What needs to be done -
Find the lines holding "evolution" and copy them.

Records for the exercise -
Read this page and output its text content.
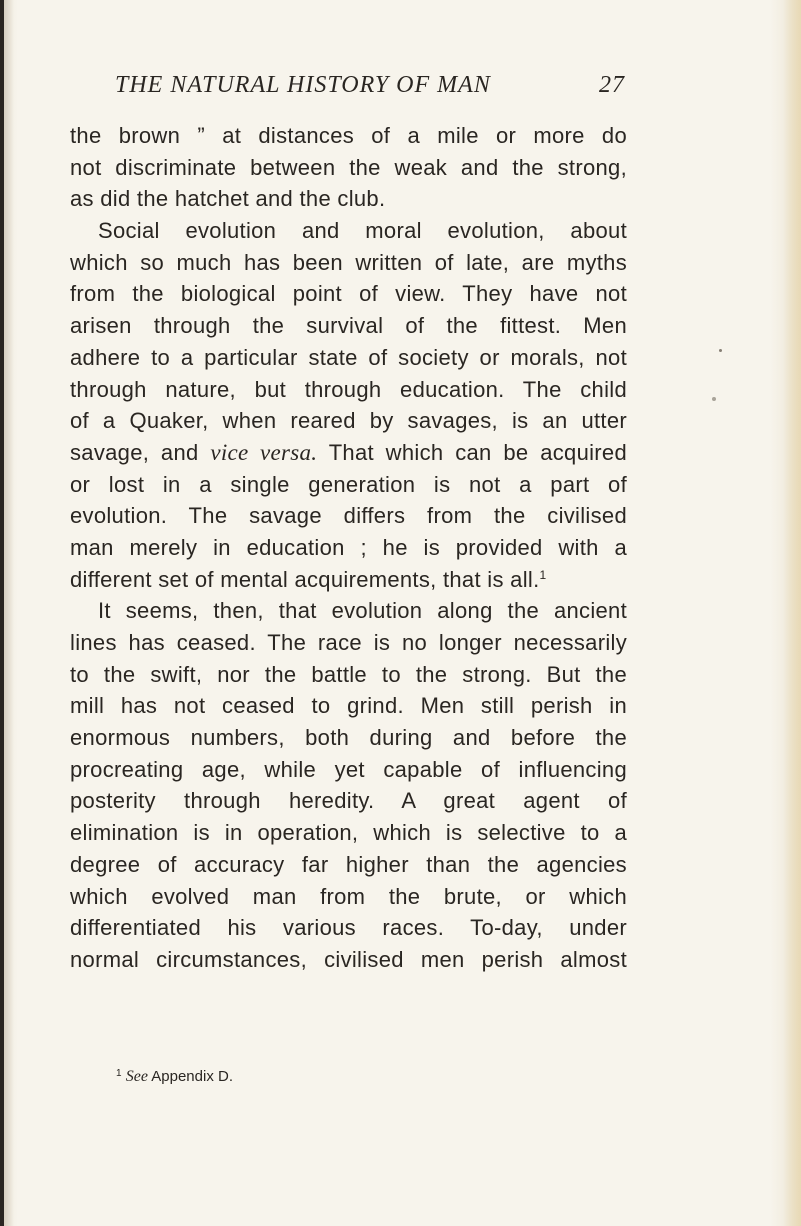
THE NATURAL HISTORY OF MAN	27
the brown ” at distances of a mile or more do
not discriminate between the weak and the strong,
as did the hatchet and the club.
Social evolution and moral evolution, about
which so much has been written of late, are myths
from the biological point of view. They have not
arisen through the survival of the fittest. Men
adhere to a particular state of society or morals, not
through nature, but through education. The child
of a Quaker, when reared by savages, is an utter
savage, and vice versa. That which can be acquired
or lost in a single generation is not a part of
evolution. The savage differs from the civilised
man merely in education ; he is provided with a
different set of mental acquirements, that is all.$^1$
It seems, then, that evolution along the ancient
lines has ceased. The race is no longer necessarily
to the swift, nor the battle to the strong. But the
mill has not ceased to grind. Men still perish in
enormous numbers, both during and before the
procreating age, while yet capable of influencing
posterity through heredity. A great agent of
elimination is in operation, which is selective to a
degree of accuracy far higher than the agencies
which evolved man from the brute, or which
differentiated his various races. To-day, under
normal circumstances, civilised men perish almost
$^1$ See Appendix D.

...

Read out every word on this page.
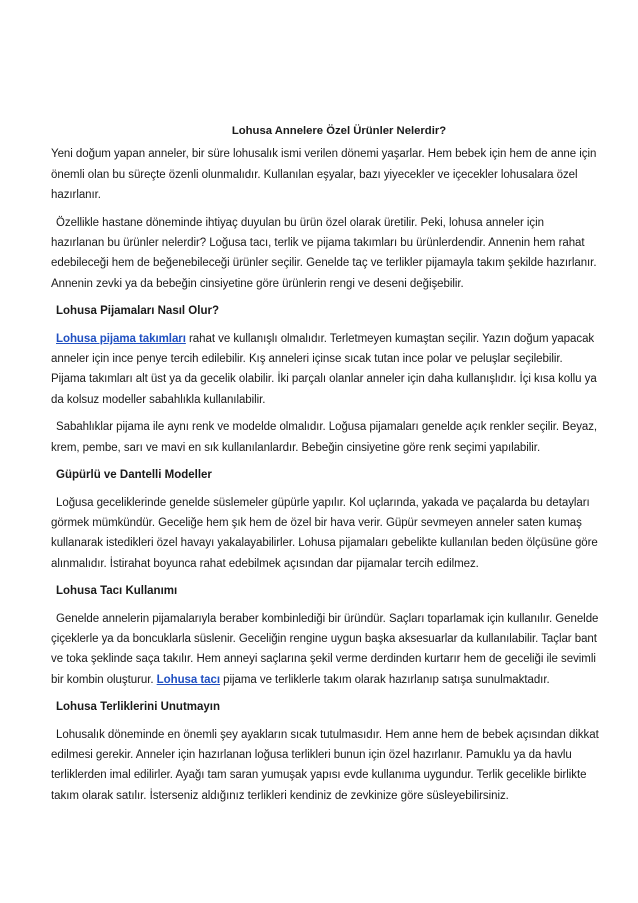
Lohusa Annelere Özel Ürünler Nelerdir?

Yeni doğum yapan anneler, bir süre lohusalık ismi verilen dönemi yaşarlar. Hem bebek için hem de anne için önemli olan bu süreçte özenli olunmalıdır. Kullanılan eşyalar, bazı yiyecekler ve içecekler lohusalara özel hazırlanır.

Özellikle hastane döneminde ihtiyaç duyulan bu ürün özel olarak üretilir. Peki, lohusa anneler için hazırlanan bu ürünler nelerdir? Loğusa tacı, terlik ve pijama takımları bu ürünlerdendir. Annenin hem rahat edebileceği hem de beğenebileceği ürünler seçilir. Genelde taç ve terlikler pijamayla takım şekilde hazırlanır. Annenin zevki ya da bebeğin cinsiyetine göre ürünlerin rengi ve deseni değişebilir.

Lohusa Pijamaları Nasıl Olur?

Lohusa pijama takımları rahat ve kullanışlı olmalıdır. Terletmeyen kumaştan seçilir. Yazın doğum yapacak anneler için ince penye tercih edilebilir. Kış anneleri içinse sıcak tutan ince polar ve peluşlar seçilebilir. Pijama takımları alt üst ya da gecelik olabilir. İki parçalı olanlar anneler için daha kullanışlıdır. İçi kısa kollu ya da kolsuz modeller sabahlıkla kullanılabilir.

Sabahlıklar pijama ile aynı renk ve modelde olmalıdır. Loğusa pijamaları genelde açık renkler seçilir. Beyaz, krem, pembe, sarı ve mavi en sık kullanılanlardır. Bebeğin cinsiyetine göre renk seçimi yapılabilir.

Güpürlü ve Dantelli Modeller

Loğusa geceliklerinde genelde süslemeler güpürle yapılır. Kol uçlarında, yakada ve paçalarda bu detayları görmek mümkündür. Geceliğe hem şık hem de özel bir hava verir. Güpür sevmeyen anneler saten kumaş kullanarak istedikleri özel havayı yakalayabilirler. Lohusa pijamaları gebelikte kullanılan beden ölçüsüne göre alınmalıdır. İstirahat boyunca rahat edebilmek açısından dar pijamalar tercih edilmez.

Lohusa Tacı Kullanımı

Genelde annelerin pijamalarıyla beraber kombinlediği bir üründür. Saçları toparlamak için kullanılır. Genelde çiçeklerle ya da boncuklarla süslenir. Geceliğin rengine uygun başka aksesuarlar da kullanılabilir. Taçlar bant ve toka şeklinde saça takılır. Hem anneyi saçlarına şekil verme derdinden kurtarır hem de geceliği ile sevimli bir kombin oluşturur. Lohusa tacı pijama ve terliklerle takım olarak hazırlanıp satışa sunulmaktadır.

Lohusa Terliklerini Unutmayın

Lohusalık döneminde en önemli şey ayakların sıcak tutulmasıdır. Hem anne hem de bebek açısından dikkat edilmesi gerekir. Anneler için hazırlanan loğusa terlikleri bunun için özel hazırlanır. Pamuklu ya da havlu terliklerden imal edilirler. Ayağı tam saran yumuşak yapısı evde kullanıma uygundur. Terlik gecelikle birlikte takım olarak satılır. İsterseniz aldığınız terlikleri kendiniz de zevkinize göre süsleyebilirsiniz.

The reply -
Social evolution and moral evolution, about
evolution. The savage differs from the civilised
It seems, then, that evolution along the ancient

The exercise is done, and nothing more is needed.